Exercise task: Lines holding the string "цоколя" are the ones to copy from this listing.

[Extracted data entries]
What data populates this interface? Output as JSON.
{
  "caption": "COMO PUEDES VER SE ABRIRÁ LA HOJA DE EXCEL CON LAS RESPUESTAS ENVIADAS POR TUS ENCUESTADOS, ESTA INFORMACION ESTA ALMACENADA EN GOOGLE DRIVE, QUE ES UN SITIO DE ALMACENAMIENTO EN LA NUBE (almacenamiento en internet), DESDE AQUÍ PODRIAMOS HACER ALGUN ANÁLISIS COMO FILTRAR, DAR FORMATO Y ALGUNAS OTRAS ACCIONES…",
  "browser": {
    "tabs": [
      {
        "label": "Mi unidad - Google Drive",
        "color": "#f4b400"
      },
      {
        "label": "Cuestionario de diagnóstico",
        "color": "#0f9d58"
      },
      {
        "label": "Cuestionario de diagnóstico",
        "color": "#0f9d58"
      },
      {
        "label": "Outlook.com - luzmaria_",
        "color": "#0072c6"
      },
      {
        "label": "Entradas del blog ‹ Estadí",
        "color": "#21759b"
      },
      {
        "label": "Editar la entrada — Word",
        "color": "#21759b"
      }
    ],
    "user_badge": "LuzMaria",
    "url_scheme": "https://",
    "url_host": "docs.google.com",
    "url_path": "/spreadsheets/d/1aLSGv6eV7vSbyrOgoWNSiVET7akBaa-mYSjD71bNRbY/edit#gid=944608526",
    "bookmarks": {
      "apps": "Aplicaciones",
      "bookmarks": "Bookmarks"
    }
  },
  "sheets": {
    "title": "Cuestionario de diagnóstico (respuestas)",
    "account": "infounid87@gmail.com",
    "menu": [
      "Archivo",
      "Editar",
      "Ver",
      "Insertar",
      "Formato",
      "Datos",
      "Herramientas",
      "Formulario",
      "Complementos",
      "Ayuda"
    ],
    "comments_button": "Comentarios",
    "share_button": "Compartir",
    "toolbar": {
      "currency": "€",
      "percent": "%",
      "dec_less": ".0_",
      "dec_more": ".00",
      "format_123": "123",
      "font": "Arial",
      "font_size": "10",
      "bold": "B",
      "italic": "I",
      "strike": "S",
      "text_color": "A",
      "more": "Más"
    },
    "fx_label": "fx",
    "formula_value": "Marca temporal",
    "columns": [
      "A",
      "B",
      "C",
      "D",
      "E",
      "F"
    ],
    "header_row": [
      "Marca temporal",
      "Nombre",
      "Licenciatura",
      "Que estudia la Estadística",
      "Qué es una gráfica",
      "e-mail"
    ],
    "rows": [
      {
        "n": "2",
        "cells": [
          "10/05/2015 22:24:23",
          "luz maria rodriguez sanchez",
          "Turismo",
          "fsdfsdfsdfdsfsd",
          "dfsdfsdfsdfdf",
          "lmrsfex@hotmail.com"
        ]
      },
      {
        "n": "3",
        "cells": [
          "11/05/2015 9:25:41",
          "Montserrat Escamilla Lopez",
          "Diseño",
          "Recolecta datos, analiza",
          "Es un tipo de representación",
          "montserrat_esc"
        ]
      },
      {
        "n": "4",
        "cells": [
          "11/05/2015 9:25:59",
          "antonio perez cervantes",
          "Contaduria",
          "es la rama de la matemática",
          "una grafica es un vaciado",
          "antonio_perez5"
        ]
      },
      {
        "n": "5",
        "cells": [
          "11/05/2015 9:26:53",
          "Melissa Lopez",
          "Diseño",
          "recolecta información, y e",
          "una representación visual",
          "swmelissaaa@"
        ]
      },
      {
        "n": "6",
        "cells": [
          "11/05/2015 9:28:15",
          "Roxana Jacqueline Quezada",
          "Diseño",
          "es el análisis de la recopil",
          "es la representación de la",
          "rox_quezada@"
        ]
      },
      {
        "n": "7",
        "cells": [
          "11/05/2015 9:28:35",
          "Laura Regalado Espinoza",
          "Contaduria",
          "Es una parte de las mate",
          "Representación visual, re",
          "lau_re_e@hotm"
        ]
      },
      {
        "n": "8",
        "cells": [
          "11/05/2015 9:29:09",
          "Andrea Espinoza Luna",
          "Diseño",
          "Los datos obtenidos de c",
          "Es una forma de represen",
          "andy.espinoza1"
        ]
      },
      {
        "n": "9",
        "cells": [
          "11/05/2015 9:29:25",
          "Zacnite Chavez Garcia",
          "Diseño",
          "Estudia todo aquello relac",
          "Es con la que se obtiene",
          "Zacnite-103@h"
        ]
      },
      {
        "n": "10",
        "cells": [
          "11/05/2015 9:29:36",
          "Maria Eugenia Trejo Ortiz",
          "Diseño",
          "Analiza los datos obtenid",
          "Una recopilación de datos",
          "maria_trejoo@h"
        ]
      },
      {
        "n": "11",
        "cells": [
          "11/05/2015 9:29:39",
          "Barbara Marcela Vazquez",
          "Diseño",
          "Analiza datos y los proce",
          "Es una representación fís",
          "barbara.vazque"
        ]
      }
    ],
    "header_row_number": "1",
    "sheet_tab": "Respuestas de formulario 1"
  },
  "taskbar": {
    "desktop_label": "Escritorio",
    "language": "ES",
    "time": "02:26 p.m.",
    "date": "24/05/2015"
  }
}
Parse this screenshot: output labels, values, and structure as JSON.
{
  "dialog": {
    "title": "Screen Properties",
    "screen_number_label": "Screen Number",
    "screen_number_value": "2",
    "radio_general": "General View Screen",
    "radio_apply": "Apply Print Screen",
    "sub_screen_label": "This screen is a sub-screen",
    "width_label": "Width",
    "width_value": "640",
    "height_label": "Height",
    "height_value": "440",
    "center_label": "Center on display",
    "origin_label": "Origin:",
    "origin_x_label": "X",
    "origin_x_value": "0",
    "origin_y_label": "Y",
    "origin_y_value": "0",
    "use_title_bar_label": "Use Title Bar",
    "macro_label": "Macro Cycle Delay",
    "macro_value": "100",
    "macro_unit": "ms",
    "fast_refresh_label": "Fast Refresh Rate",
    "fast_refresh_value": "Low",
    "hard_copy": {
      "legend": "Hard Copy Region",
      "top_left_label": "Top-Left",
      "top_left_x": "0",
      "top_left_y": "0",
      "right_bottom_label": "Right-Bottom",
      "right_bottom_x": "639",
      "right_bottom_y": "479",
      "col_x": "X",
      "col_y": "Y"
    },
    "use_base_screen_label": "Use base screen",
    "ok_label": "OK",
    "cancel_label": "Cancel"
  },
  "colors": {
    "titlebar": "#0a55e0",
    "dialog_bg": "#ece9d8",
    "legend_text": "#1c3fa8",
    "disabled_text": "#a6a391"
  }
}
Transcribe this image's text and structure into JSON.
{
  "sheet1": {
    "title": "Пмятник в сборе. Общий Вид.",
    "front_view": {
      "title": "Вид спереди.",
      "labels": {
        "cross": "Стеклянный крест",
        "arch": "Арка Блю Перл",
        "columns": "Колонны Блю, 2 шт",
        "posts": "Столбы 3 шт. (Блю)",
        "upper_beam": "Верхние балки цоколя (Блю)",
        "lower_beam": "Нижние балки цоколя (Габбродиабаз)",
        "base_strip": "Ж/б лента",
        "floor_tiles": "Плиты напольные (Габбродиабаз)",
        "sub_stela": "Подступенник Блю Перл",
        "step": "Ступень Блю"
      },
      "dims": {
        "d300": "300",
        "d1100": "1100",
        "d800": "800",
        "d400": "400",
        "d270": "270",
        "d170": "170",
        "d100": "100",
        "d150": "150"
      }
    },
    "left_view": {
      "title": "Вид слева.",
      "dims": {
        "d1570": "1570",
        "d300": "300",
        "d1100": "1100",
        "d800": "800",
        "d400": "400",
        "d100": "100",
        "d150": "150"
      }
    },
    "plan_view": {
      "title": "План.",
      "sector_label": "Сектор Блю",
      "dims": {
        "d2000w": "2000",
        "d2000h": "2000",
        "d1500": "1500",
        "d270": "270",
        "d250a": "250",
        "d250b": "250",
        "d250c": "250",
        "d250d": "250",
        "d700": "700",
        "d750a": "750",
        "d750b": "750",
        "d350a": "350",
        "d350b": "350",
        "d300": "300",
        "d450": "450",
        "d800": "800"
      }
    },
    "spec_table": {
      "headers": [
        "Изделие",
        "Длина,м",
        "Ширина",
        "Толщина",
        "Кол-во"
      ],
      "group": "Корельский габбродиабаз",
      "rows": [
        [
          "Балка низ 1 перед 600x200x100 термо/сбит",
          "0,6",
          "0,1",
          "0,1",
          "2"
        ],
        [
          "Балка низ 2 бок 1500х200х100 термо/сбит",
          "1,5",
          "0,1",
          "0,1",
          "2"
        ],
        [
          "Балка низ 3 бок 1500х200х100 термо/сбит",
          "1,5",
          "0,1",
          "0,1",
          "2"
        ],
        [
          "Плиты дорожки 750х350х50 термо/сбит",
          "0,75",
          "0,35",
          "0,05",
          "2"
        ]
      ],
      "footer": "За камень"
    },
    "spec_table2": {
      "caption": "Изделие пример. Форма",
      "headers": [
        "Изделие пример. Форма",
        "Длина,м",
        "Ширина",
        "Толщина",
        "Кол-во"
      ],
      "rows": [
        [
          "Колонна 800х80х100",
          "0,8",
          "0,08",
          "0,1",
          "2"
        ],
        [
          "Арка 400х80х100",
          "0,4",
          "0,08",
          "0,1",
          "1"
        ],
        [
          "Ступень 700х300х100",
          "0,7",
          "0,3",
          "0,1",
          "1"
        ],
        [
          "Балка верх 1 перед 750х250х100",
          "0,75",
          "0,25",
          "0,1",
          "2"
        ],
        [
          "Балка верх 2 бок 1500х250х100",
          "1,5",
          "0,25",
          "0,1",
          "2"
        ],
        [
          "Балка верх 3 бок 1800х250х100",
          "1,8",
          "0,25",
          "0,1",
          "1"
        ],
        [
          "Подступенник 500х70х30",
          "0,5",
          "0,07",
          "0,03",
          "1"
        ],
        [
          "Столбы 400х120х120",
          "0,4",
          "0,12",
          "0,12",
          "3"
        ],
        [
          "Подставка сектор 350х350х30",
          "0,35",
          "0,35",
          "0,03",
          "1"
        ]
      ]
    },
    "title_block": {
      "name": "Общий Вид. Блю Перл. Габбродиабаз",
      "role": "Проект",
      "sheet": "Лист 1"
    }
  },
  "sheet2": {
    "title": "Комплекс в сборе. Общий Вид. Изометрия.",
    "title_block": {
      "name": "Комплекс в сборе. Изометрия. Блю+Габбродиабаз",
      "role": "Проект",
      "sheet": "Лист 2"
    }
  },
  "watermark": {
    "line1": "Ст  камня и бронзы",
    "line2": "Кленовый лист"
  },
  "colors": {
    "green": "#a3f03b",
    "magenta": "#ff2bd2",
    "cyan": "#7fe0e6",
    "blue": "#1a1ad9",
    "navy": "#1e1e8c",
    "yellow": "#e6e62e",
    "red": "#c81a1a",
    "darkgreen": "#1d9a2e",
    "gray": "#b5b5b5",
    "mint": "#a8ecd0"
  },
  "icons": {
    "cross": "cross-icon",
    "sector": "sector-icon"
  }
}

Written answer:
        "upper_beam": "Верхние балки цоколя (Блю)",
        "lower_beam": "Нижние балки цоколя (Габбродиабаз)",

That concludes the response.